Identify each line containing the word "smoothed" and copy it.

■ ■ ■ ■ ■

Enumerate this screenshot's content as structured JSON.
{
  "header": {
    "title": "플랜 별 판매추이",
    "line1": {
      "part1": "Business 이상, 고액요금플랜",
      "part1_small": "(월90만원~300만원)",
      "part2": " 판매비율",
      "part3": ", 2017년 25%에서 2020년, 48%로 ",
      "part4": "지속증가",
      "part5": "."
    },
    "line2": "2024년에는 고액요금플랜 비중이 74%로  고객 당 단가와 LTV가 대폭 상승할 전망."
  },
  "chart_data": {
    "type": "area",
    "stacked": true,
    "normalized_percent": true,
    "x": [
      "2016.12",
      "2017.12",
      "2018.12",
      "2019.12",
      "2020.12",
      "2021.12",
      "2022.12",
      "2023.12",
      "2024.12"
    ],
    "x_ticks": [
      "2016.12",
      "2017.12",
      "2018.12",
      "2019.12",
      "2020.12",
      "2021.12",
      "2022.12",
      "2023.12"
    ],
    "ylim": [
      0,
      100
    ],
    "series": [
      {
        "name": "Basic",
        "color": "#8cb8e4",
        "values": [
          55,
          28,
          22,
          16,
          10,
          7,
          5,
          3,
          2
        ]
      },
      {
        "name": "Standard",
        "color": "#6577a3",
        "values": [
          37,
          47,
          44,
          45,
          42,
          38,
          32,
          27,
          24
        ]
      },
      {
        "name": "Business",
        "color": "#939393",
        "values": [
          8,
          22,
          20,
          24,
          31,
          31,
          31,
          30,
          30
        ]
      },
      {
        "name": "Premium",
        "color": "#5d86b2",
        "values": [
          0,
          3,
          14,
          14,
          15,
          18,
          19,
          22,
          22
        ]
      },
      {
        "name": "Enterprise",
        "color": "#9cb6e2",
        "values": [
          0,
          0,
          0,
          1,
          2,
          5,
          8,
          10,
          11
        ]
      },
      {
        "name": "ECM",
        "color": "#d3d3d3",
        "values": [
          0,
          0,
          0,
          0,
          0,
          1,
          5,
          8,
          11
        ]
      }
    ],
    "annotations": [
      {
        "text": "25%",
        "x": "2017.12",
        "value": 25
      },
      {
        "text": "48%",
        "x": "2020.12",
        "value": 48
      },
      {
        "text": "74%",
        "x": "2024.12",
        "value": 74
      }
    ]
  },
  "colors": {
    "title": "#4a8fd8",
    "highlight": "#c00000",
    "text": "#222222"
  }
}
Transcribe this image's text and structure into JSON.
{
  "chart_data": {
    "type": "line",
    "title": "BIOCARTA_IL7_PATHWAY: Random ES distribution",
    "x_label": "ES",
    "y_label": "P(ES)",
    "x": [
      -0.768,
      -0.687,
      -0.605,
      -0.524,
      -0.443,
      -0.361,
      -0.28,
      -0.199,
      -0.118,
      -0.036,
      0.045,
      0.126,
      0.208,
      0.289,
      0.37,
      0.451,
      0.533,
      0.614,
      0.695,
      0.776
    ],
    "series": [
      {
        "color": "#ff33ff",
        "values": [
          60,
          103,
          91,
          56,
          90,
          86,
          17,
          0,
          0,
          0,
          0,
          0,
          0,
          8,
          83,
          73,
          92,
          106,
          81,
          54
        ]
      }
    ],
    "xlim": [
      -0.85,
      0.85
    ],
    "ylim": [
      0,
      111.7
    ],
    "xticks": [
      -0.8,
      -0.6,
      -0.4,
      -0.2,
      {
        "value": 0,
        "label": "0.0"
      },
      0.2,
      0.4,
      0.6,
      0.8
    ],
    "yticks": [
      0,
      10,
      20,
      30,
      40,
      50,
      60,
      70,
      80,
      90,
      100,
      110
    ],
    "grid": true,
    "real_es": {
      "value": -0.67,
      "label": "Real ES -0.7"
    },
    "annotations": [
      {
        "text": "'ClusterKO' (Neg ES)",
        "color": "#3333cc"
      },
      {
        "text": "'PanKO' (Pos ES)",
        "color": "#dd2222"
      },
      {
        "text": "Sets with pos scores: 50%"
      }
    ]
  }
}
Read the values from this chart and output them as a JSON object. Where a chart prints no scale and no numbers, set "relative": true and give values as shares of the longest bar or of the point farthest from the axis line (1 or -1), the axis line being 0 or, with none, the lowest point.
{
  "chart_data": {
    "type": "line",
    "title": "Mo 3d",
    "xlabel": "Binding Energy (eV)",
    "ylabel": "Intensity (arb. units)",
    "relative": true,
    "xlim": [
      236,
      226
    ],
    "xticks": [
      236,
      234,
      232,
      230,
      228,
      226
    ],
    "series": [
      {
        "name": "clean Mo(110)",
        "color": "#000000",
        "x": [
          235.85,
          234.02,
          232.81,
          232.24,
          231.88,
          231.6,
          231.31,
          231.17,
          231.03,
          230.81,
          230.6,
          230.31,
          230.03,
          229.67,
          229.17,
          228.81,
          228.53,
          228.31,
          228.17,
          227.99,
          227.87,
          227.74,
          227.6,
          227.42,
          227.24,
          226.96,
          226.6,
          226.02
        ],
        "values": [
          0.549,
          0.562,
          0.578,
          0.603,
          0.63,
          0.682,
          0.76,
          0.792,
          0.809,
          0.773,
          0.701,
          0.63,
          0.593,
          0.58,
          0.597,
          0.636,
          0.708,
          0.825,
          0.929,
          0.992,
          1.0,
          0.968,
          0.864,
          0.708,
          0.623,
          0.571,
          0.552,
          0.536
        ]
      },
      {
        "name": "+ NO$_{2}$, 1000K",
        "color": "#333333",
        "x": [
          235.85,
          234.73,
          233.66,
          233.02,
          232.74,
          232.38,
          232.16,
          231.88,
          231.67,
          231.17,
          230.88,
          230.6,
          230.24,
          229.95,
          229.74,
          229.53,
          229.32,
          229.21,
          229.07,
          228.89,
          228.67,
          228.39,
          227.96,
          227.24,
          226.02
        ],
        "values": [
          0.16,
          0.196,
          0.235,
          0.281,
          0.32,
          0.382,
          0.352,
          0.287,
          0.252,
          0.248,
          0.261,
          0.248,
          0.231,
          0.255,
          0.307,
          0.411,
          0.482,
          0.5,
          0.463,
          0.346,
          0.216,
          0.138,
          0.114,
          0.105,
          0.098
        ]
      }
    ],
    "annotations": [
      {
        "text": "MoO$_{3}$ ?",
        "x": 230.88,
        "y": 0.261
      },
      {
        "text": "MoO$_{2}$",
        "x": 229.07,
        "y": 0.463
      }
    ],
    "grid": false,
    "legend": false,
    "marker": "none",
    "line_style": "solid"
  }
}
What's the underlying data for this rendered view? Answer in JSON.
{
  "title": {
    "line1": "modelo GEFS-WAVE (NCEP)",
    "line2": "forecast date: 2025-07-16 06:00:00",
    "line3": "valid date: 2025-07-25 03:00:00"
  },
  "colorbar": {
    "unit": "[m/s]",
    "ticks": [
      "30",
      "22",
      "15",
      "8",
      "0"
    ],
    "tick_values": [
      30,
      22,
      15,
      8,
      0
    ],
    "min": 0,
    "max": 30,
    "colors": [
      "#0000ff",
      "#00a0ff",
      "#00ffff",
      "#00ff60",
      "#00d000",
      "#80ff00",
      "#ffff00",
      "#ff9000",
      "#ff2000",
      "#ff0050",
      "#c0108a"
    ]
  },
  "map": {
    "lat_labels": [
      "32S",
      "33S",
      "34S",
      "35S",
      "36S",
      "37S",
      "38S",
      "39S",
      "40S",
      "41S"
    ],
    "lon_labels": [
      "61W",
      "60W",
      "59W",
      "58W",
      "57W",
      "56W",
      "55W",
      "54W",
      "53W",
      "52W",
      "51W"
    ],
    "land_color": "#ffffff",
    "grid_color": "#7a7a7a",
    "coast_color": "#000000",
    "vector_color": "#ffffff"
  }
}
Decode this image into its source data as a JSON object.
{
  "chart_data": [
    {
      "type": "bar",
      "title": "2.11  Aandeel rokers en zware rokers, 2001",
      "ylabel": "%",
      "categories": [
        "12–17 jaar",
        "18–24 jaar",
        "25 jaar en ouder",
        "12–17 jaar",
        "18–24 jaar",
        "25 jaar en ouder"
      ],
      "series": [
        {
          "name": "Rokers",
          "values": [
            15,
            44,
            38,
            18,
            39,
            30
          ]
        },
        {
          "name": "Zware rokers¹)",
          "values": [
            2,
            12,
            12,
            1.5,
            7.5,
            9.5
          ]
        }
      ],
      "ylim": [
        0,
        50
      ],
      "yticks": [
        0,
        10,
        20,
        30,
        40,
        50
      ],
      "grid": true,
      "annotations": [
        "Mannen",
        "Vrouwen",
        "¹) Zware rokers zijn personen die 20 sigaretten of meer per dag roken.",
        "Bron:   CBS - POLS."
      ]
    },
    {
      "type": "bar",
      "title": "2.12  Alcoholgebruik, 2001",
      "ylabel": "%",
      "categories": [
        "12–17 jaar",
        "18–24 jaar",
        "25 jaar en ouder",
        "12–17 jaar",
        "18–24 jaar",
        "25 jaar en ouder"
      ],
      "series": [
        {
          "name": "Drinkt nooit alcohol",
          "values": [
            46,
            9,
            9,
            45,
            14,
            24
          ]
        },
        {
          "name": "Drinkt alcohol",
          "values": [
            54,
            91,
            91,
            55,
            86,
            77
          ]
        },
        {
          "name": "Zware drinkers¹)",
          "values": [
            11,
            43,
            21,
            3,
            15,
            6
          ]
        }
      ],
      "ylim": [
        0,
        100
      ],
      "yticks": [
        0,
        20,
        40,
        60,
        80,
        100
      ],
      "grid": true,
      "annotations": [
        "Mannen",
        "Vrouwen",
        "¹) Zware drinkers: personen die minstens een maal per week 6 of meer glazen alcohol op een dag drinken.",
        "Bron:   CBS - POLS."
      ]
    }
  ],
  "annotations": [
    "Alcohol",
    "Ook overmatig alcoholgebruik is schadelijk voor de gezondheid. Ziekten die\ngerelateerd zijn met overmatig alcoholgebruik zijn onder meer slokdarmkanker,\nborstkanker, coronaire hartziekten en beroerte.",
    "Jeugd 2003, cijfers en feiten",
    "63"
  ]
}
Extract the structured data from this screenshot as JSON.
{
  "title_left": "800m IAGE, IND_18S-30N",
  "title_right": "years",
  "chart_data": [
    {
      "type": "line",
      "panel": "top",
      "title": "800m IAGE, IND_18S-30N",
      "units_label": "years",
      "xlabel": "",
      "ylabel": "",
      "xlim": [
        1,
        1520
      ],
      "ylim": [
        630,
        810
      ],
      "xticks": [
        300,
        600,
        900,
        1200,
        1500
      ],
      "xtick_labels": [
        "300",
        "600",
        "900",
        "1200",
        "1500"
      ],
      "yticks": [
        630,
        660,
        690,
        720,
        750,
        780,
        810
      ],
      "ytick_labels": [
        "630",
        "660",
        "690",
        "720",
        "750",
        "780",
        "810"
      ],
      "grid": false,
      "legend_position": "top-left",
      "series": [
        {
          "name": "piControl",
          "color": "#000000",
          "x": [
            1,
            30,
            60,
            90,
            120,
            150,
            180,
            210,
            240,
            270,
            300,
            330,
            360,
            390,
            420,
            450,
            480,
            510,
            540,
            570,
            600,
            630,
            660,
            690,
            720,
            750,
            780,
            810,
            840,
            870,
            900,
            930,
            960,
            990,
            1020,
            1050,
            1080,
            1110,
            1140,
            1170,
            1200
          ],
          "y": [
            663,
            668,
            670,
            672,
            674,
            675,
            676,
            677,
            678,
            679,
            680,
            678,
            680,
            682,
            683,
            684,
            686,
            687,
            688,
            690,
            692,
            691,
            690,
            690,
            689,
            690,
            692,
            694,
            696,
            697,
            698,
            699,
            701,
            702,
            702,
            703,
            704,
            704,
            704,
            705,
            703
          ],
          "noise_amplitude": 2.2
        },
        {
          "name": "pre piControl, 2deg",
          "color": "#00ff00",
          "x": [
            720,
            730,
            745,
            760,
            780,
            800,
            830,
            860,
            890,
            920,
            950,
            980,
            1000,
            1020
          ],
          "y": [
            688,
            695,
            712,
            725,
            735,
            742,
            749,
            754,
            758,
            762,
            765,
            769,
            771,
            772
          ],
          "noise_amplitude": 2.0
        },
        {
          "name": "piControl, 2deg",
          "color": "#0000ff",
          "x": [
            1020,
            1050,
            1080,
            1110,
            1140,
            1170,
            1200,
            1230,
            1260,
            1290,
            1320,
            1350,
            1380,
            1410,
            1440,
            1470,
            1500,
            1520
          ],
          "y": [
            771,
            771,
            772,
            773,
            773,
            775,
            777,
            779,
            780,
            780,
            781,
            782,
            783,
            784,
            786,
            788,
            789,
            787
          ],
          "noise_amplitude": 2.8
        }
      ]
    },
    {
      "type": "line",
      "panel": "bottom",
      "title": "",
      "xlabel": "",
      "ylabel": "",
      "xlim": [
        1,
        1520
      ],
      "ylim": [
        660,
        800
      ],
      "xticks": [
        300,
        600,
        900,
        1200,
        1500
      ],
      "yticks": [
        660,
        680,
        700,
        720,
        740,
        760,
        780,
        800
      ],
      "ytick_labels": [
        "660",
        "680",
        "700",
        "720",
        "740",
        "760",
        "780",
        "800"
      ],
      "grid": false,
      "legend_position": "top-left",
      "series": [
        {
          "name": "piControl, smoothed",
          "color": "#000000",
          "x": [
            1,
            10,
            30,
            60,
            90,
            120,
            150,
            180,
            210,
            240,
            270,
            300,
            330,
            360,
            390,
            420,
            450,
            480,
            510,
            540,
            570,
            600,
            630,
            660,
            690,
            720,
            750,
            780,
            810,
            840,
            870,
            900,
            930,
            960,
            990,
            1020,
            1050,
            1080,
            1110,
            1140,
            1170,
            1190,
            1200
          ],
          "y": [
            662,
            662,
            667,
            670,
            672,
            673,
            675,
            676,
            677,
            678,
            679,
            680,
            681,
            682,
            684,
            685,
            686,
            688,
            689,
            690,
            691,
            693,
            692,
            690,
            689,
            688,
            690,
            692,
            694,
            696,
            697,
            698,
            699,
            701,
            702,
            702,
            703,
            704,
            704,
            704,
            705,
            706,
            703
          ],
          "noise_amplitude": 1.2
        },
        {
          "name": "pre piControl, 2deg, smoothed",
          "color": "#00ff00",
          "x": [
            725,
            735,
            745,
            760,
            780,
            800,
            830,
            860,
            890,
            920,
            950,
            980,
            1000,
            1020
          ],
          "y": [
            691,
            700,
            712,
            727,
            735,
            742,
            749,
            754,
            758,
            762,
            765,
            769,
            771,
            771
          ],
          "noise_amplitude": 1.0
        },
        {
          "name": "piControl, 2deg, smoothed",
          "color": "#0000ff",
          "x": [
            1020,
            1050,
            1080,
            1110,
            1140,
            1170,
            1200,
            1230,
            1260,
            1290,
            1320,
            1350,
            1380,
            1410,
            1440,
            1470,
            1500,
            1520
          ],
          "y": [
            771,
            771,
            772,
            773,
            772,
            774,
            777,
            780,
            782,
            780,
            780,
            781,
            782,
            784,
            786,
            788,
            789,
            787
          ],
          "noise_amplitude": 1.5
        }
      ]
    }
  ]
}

■ ■ ■ ■ ■

Answer:
          "name": "piControl, smoothed",
          "name": "pre piControl, 2deg, smoothed",
          "name": "piControl, 2deg, smoothed",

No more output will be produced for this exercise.